---------- ENTRIES SHOWN

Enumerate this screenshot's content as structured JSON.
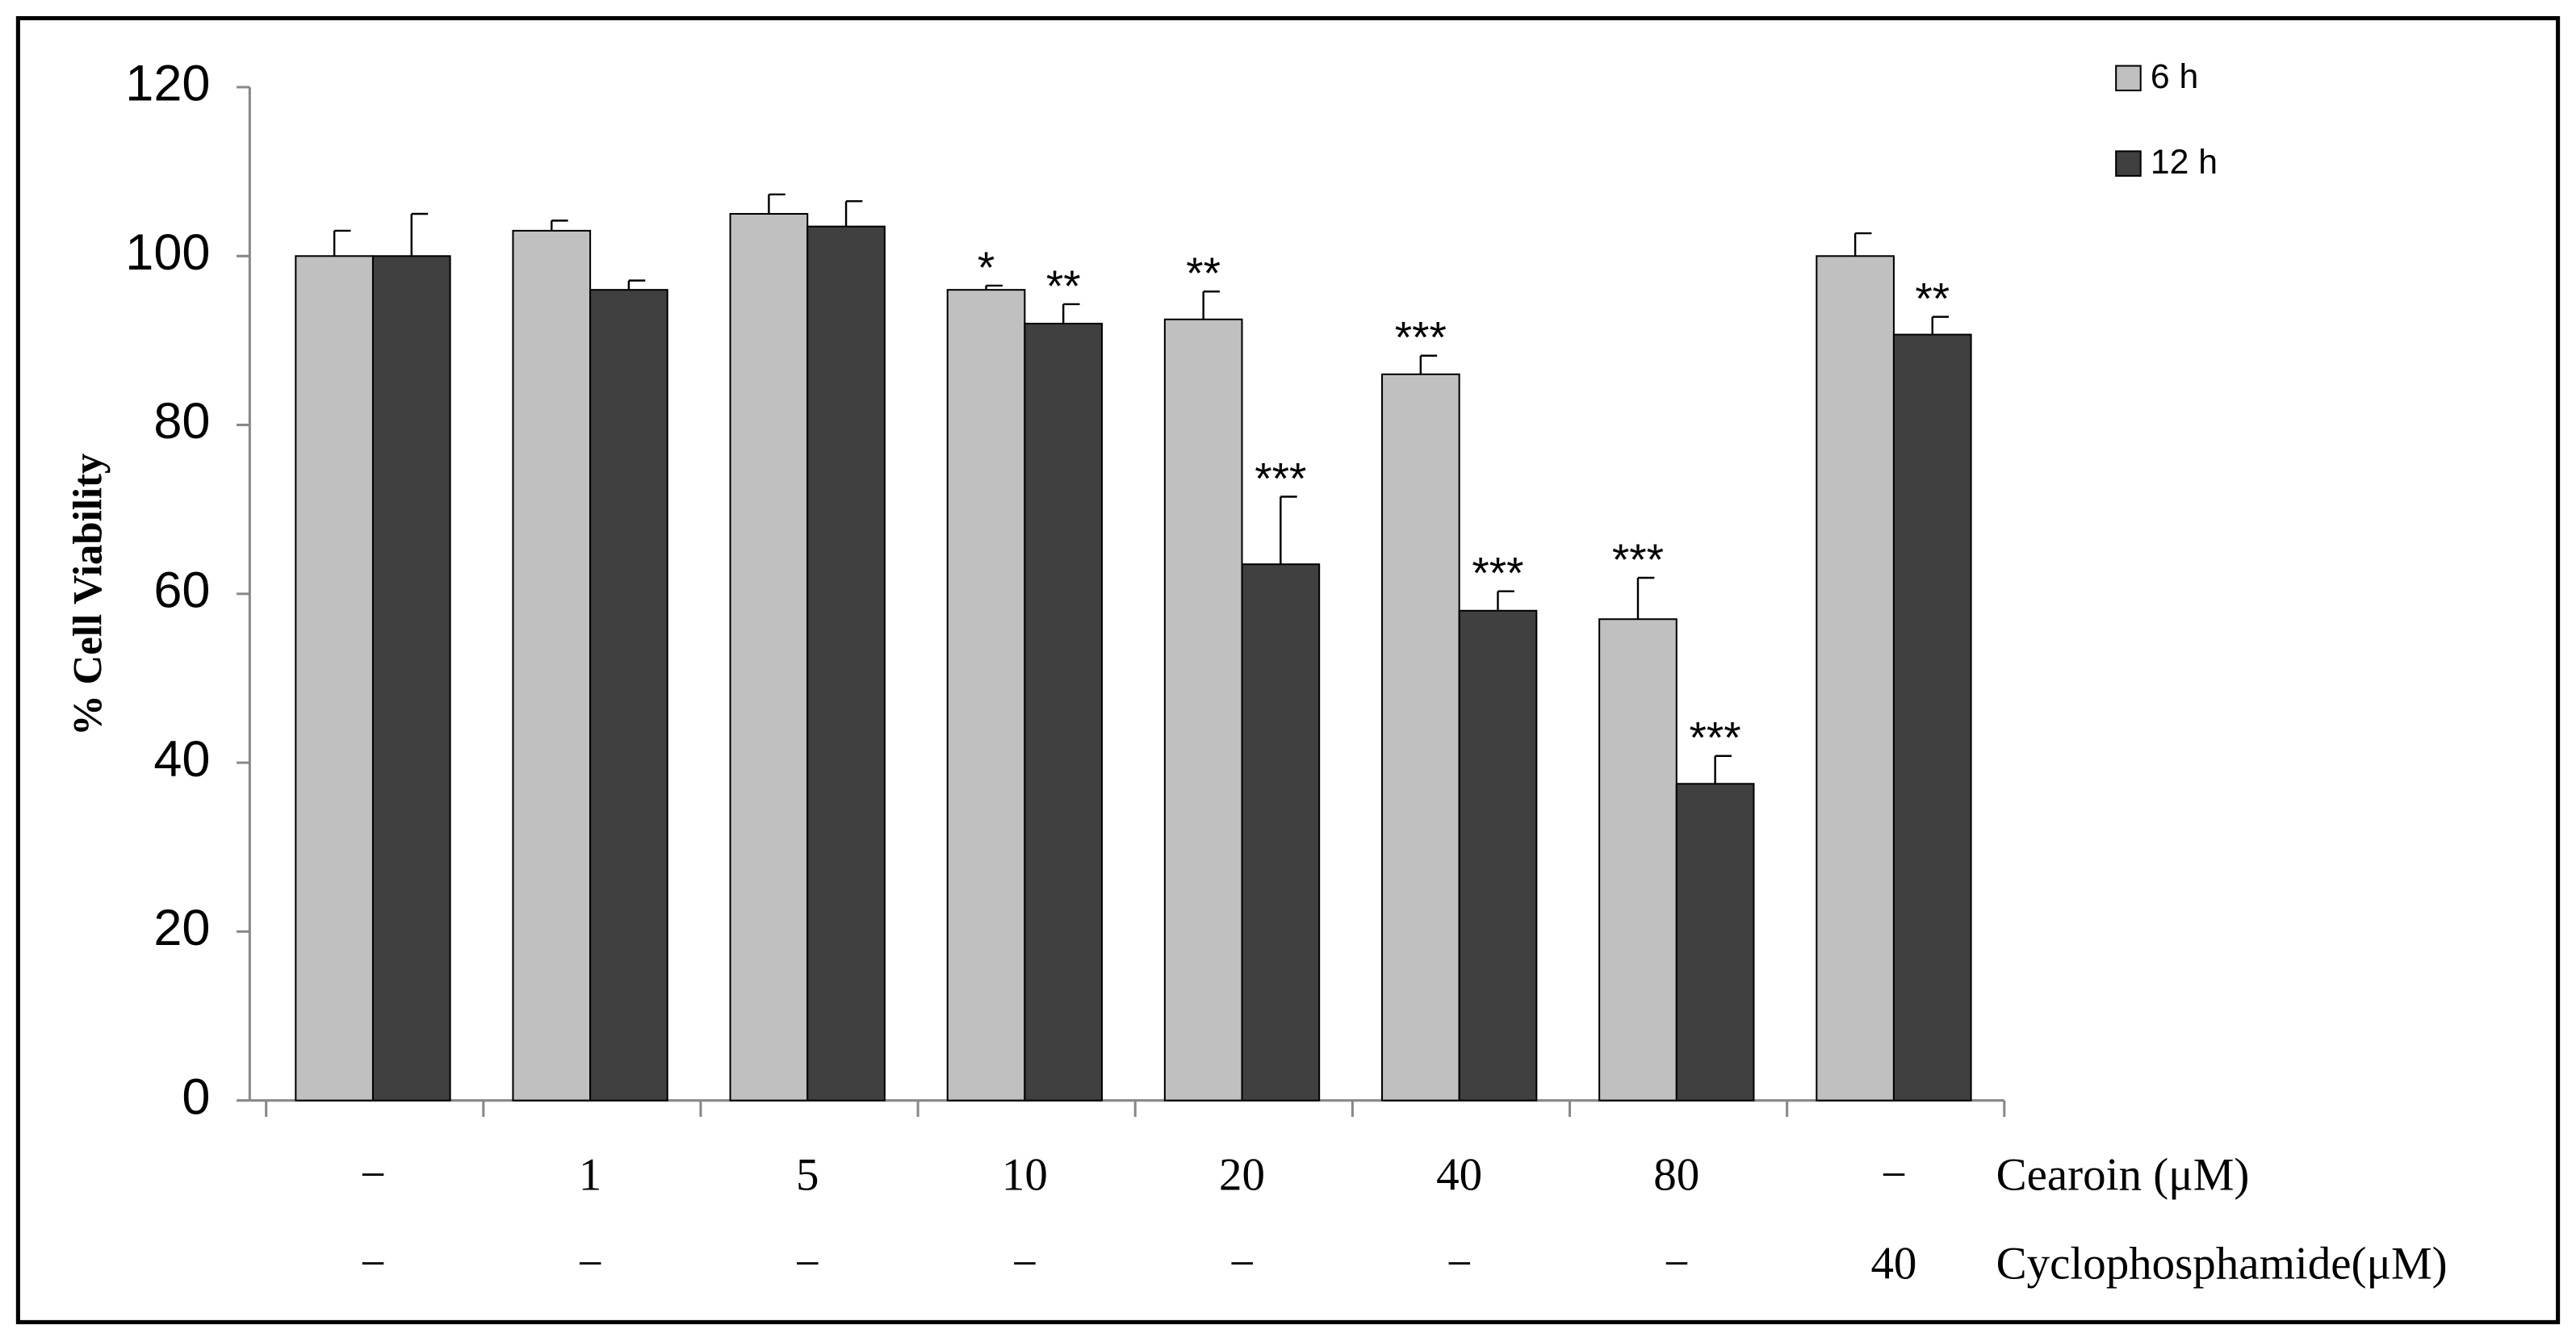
{
  "chart_data": {
    "type": "bar",
    "y_label": "% Cell Viability",
    "categories": [
      "−",
      "1",
      "5",
      "10",
      "20",
      "40",
      "80",
      "−"
    ],
    "category_label": "Cearoin (μM)",
    "categories2": [
      "−",
      "−",
      "−",
      "−",
      "−",
      "−",
      "−",
      "40"
    ],
    "category2_label": "Cyclophosphamide(μM)",
    "series": [
      {
        "name": "6 h",
        "color": "#c0c0c0",
        "values": [
          100,
          103,
          105,
          96,
          92.5,
          86,
          57,
          100
        ],
        "errors": [
          3,
          1.2,
          2.3,
          0.5,
          3.3,
          2.2,
          4.9,
          2.7
        ],
        "annotations": [
          null,
          null,
          null,
          "*",
          "**",
          "***",
          "***",
          null
        ]
      },
      {
        "name": "12 h",
        "color": "#404040",
        "values": [
          100,
          96,
          103.5,
          92,
          63.5,
          58,
          37.5,
          90.7
        ],
        "errors": [
          5,
          1.1,
          3,
          2.3,
          8,
          2.3,
          3.3,
          2.1
        ],
        "annotations": [
          null,
          null,
          null,
          "**",
          "***",
          "***",
          "***",
          "**"
        ]
      }
    ],
    "ylim": [
      0,
      120
    ],
    "yticks": [
      0,
      20,
      40,
      60,
      80,
      100,
      120
    ],
    "grid": false,
    "legend": "top-right"
  }
}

--------------------

**PROBLEM TO SOLVE:** Write out each entry exactly as given, but skip the pictures.

**CORRECT OUTPUT:**
Enumerate this screenshot's content as structured JSON.
{
  "chart_data": {
    "type": "bar",
    "y_label": "% Cell Viability",
    "categories": [
      "−",
      "1",
      "5",
      "10",
      "20",
      "40",
      "80",
      "−"
    ],
    "category_label": "Cearoin (μM)",
    "categories2": [
      "−",
      "−",
      "−",
      "−",
      "−",
      "−",
      "−",
      "40"
    ],
    "category2_label": "Cyclophosphamide(μM)",
    "series": [
      {
        "name": "6 h",
        "color": "#c0c0c0",
        "values": [
          100,
          103,
          105,
          96,
          92.5,
          86,
          57,
          100
        ],
        "errors": [
          3,
          1.2,
          2.3,
          0.5,
          3.3,
          2.2,
          4.9,
          2.7
        ],
        "annotations": [
          null,
          null,
          null,
          "*",
          "**",
          "***",
          "***",
          null
        ]
      },
      {
        "name": "12 h",
        "color": "#404040",
        "values": [
          100,
          96,
          103.5,
          92,
          63.5,
          58,
          37.5,
          90.7
        ],
        "errors": [
          5,
          1.1,
          3,
          2.3,
          8,
          2.3,
          3.3,
          2.1
        ],
        "annotations": [
          null,
          null,
          null,
          "**",
          "***",
          "***",
          "***",
          "**"
        ]
      }
    ],
    "ylim": [
      0,
      120
    ],
    "yticks": [
      0,
      20,
      40,
      60,
      80,
      100,
      120
    ],
    "grid": false,
    "legend": "top-right"
  }
}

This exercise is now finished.